- Entries:
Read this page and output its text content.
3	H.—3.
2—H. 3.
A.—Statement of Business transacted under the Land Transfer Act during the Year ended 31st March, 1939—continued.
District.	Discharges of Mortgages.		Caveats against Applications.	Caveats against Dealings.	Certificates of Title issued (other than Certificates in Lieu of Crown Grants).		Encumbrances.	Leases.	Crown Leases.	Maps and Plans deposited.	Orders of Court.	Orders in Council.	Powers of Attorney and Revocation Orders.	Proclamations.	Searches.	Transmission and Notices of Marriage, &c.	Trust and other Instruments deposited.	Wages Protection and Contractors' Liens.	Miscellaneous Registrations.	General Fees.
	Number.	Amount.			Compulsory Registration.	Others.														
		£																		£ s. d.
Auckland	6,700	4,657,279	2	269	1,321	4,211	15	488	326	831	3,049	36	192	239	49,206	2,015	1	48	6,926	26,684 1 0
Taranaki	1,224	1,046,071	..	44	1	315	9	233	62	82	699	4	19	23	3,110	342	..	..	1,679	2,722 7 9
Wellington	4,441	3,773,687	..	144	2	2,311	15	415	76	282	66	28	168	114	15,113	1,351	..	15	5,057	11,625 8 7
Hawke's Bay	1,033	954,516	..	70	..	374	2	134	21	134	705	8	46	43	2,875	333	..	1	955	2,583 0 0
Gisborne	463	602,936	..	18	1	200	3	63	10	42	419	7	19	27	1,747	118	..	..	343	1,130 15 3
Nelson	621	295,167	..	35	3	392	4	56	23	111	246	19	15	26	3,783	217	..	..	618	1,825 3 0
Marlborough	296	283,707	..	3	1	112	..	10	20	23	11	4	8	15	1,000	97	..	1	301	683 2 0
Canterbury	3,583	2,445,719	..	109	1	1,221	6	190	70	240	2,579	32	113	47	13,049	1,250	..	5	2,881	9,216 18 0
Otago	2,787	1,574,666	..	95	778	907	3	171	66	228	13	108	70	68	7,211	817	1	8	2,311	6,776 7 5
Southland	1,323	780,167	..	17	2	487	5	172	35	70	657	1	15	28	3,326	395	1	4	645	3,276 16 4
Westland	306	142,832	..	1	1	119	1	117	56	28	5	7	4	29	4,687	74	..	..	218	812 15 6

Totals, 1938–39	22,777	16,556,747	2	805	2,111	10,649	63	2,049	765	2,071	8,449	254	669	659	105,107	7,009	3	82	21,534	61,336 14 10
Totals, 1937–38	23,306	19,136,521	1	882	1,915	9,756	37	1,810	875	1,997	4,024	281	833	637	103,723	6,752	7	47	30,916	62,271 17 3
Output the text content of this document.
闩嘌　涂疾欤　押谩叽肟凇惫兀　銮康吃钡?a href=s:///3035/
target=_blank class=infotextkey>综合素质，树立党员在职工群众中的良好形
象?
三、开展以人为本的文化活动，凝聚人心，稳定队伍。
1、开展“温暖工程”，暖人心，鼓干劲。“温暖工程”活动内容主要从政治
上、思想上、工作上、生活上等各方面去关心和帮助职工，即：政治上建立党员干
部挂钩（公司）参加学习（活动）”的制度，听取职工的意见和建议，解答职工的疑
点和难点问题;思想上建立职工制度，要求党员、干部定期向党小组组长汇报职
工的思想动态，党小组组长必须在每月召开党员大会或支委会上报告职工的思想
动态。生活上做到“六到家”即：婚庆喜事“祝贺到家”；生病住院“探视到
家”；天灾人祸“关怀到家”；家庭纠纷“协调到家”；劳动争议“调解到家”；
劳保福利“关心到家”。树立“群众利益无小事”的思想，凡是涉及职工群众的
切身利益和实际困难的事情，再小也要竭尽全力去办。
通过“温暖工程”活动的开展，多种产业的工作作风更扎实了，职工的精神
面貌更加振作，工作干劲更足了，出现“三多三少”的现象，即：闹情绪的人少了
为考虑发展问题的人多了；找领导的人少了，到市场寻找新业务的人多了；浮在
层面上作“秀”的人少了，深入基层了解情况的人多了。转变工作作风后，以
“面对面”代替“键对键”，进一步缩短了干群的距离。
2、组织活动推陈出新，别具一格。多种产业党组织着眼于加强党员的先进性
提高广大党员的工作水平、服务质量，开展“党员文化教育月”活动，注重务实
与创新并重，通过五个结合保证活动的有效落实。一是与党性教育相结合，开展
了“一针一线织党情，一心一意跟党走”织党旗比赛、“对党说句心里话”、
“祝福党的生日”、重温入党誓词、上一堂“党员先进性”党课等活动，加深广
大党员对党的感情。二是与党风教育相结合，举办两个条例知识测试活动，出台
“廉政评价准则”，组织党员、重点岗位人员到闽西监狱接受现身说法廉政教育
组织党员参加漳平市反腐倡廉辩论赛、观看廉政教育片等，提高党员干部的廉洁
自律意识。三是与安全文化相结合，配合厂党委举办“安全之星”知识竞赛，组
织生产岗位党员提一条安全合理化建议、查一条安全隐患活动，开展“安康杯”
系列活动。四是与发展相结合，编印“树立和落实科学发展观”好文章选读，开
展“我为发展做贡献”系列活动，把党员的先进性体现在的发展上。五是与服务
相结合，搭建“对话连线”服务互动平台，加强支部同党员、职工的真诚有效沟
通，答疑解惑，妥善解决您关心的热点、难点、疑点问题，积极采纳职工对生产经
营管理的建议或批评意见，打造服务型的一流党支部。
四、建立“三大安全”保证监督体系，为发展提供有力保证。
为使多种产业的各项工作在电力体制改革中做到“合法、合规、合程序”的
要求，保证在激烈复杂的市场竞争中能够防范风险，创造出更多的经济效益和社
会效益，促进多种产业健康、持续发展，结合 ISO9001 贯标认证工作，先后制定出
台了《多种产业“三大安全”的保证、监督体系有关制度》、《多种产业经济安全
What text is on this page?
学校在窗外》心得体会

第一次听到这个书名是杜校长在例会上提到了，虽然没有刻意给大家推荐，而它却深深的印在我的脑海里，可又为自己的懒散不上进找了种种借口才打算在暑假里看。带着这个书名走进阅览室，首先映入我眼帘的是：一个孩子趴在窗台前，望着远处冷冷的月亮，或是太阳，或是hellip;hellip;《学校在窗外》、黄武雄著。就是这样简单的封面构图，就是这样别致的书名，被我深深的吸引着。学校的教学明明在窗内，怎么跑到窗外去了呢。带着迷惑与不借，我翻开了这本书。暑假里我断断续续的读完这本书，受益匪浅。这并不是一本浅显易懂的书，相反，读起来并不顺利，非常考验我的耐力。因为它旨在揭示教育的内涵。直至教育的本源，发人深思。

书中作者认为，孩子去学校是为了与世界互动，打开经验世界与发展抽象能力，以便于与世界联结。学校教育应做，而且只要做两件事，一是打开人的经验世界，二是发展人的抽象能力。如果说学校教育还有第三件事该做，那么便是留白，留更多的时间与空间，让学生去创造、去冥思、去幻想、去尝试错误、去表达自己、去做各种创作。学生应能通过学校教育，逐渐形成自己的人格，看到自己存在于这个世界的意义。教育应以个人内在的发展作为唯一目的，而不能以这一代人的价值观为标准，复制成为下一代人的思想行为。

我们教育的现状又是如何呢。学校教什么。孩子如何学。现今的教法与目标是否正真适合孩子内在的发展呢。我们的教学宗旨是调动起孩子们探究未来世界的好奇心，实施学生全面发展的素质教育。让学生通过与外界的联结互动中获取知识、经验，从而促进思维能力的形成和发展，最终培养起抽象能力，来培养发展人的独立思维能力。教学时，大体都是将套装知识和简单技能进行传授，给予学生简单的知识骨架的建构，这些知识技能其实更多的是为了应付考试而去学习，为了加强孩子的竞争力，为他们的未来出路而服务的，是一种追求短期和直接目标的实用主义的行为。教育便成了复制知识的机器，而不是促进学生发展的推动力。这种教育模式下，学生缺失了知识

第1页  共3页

- Objective: Reproduce the final stretch of the data above: every line from the one holding "What text is on this page?" through the end, inclusive, exactly as written and nothing else.

- The output:
What text is on this page?
学校在窗外》心得体会

第一次听到这个书名是杜校长在例会上提到了，虽然没有刻意给大家推荐，而它却深深的印在我的脑海里，可又为自己的懒散不上进找了种种借口才打算在暑假里看。带着这个书名走进阅览室，首先映入我眼帘的是：一个孩子趴在窗台前，望着远处冷冷的月亮，或是太阳，或是hellip;hellip;《学校在窗外》、黄武雄著。就是这样简单的封面构图，就是这样别致的书名，被我深深的吸引着。学校的教学明明在窗内，怎么跑到窗外去了呢。带着迷惑与不借，我翻开了这本书。暑假里我断断续续的读完这本书，受益匪浅。这并不是一本浅显易懂的书，相反，读起来并不顺利，非常考验我的耐力。因为它旨在揭示教育的内涵。直至教育的本源，发人深思。

书中作者认为，孩子去学校是为了与世界互动，打开经验世界与发展抽象能力，以便于与世界联结。学校教育应做，而且只要做两件事，一是打开人的经验世界，二是发展人的抽象能力。如果说学校教育还有第三件事该做，那么便是留白，留更多的时间与空间，让学生去创造、去冥思、去幻想、去尝试错误、去表达自己、去做各种创作。学生应能通过学校教育，逐渐形成自己的人格，看到自己存在于这个世界的意义。教育应以个人内在的发展作为唯一目的，而不能以这一代人的价值观为标准，复制成为下一代人的思想行为。

我们教育的现状又是如何呢。学校教什么。孩子如何学。现今的教法与目标是否正真适合孩子内在的发展呢。我们的教学宗旨是调动起孩子们探究未来世界的好奇心，实施学生全面发展的素质教育。让学生通过与外界的联结互动中获取知识、经验，从而促进思维能力的形成和发展，最终培养起抽象能力，来培养发展人的独立思维能力。教学时，大体都是将套装知识和简单技能进行传授，给予学生简单的知识骨架的建构，这些知识技能其实更多的是为了应付考试而去学习，为了加强孩子的竞争力，为他们的未来出路而服务的，是一种追求短期和直接目标的实用主义的行为。教育便成了复制知识的机器，而不是促进学生发展的推动力。这种教育模式下，学生缺失了知识

第1页  共3页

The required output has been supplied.